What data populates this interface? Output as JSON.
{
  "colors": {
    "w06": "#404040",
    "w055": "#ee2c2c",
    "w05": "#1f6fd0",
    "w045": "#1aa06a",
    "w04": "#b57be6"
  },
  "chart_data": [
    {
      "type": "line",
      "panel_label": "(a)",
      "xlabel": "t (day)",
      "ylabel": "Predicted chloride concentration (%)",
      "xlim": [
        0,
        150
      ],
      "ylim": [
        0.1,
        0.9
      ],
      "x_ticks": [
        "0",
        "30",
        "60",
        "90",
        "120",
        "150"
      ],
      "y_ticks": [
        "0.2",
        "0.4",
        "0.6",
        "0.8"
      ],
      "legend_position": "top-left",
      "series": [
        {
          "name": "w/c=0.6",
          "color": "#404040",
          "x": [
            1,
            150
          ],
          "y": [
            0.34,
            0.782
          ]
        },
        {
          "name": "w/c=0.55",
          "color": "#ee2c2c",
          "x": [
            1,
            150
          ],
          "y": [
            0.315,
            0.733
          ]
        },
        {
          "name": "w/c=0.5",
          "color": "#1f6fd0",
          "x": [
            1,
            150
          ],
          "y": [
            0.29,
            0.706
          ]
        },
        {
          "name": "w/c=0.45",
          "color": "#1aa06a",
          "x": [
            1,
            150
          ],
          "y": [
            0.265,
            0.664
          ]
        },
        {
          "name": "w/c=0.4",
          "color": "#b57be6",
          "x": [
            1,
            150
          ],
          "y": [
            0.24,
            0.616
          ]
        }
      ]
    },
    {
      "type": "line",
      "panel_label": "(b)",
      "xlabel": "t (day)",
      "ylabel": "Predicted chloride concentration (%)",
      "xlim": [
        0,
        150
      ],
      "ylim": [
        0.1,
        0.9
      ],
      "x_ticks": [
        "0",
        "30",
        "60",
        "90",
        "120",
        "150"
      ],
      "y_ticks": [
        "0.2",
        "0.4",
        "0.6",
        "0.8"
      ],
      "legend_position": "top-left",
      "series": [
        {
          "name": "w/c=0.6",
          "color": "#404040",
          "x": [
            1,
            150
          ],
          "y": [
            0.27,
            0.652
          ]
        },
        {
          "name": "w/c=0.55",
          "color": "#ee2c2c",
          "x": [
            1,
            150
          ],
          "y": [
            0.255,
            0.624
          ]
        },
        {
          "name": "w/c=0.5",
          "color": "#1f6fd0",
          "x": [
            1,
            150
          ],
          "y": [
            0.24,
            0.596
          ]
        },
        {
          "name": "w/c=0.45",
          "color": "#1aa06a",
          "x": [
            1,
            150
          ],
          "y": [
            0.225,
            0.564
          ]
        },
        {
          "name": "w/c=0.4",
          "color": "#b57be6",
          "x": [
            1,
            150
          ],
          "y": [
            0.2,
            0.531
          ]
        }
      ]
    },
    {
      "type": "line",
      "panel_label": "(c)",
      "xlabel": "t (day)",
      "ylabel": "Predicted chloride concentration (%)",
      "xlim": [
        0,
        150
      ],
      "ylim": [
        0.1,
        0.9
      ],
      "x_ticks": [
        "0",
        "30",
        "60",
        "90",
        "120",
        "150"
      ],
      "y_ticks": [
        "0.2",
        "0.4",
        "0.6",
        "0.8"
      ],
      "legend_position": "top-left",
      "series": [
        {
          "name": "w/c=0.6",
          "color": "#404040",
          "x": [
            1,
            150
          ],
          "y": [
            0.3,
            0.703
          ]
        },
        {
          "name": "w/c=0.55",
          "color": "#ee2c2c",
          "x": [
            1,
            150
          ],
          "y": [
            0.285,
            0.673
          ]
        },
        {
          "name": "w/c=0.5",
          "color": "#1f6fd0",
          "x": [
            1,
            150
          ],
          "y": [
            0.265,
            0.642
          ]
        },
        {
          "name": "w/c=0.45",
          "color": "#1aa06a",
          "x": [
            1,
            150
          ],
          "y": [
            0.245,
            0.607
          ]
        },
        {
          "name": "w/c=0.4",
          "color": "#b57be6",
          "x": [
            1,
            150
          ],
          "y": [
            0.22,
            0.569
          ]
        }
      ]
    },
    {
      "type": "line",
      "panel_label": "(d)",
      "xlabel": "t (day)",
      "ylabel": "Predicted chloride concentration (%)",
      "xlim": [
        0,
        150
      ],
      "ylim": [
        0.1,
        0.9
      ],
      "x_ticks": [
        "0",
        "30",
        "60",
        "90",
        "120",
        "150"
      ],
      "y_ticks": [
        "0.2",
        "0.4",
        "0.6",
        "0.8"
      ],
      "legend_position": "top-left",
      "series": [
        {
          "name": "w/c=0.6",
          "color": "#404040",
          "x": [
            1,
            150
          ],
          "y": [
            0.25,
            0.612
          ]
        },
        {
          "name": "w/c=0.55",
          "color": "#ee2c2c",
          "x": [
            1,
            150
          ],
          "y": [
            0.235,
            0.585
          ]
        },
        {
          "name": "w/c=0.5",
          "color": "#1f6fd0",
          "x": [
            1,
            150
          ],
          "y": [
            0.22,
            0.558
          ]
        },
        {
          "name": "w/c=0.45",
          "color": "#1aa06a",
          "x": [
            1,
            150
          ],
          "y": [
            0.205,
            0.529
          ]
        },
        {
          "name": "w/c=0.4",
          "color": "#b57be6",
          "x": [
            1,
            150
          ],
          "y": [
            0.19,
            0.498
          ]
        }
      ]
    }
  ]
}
══════════════════════════════
■ **REQUIRED TASK**
Print every entry exactly as it appears.

■ **RESPONSE FOR THIS EXERCISE**
What data populates this interface? Output as JSON.
{
  "colors": {
    "w06": "#404040",
    "w055": "#ee2c2c",
    "w05": "#1f6fd0",
    "w045": "#1aa06a",
    "w04": "#b57be6"
  },
  "chart_data": [
    {
      "type": "line",
      "panel_label": "(a)",
      "xlabel": "t (day)",
      "ylabel": "Predicted chloride concentration (%)",
      "xlim": [
        0,
        150
      ],
      "ylim": [
        0.1,
        0.9
      ],
      "x_ticks": [
        "0",
        "30",
        "60",
        "90",
        "120",
        "150"
      ],
      "y_ticks": [
        "0.2",
        "0.4",
        "0.6",
        "0.8"
      ],
      "legend_position": "top-left",
      "series": [
        {
          "name": "w/c=0.6",
          "color": "#404040",
          "x": [
            1,
            150
          ],
          "y": [
            0.34,
            0.782
          ]
        },
        {
          "name": "w/c=0.55",
          "color": "#ee2c2c",
          "x": [
            1,
            150
          ],
          "y": [
            0.315,
            0.733
          ]
        },
        {
          "name": "w/c=0.5",
          "color": "#1f6fd0",
          "x": [
            1,
            150
          ],
          "y": [
            0.29,
            0.706
          ]
        },
        {
          "name": "w/c=0.45",
          "color": "#1aa06a",
          "x": [
            1,
            150
          ],
          "y": [
            0.265,
            0.664
          ]
        },
        {
          "name": "w/c=0.4",
          "color": "#b57be6",
          "x": [
            1,
            150
          ],
          "y": [
            0.24,
            0.616
          ]
        }
      ]
    },
    {
      "type": "line",
      "panel_label": "(b)",
      "xlabel": "t (day)",
      "ylabel": "Predicted chloride concentration (%)",
      "xlim": [
        0,
        150
      ],
      "ylim": [
        0.1,
        0.9
      ],
      "x_ticks": [
        "0",
        "30",
        "60",
        "90",
        "120",
        "150"
      ],
      "y_ticks": [
        "0.2",
        "0.4",
        "0.6",
        "0.8"
      ],
      "legend_position": "top-left",
      "series": [
        {
          "name": "w/c=0.6",
          "color": "#404040",
          "x": [
            1,
            150
          ],
          "y": [
            0.27,
            0.652
          ]
        },
        {
          "name": "w/c=0.55",
          "color": "#ee2c2c",
          "x": [
            1,
            150
          ],
          "y": [
            0.255,
            0.624
          ]
        },
        {
          "name": "w/c=0.5",
          "color": "#1f6fd0",
          "x": [
            1,
            150
          ],
          "y": [
            0.24,
            0.596
          ]
        },
        {
          "name": "w/c=0.45",
          "color": "#1aa06a",
          "x": [
            1,
            150
          ],
          "y": [
            0.225,
            0.564
          ]
        },
        {
          "name": "w/c=0.4",
          "color": "#b57be6",
          "x": [
            1,
            150
          ],
          "y": [
            0.2,
            0.531
          ]
        }
      ]
    },
    {
      "type": "line",
      "panel_label": "(c)",
      "xlabel": "t (day)",
      "ylabel": "Predicted chloride concentration (%)",
      "xlim": [
        0,
        150
      ],
      "ylim": [
        0.1,
        0.9
      ],
      "x_ticks": [
        "0",
        "30",
        "60",
        "90",
        "120",
        "150"
      ],
      "y_ticks": [
        "0.2",
        "0.4",
        "0.6",
        "0.8"
      ],
      "legend_position": "top-left",
      "series": [
        {
          "name": "w/c=0.6",
          "color": "#404040",
          "x": [
            1,
            150
          ],
          "y": [
            0.3,
            0.703
          ]
        },
        {
          "name": "w/c=0.55",
          "color": "#ee2c2c",
          "x": [
            1,
            150
          ],
          "y": [
            0.285,
            0.673
          ]
        },
        {
          "name": "w/c=0.5",
          "color": "#1f6fd0",
          "x": [
            1,
            150
          ],
          "y": [
            0.265,
            0.642
          ]
        },
        {
          "name": "w/c=0.45",
          "color": "#1aa06a",
          "x": [
            1,
            150
          ],
          "y": [
            0.245,
            0.607
          ]
        },
        {
          "name": "w/c=0.4",
          "color": "#b57be6",
          "x": [
            1,
            150
          ],
          "y": [
            0.22,
            0.569
          ]
        }
      ]
    },
    {
      "type": "line",
      "panel_label": "(d)",
      "xlabel": "t (day)",
      "ylabel": "Predicted chloride concentration (%)",
      "xlim": [
        0,
        150
      ],
      "ylim": [
        0.1,
        0.9
      ],
      "x_ticks": [
        "0",
        "30",
        "60",
        "90",
        "120",
        "150"
      ],
      "y_ticks": [
        "0.2",
        "0.4",
        "0.6",
        "0.8"
      ],
      "legend_position": "top-left",
      "series": [
        {
          "name": "w/c=0.6",
          "color": "#404040",
          "x": [
            1,
            150
          ],
          "y": [
            0.25,
            0.612
          ]
        },
        {
          "name": "w/c=0.55",
          "color": "#ee2c2c",
          "x": [
            1,
            150
          ],
          "y": [
            0.235,
            0.585
          ]
        },
        {
          "name": "w/c=0.5",
          "color": "#1f6fd0",
          "x": [
            1,
            150
          ],
          "y": [
            0.22,
            0.558
          ]
        },
        {
          "name": "w/c=0.45",
          "color": "#1aa06a",
          "x": [
            1,
            150
          ],
          "y": [
            0.205,
            0.529
          ]
        },
        {
          "name": "w/c=0.4",
          "color": "#b57be6",
          "x": [
            1,
            150
          ],
          "y": [
            0.19,
            0.498
          ]
        }
      ]
    }
  ]
}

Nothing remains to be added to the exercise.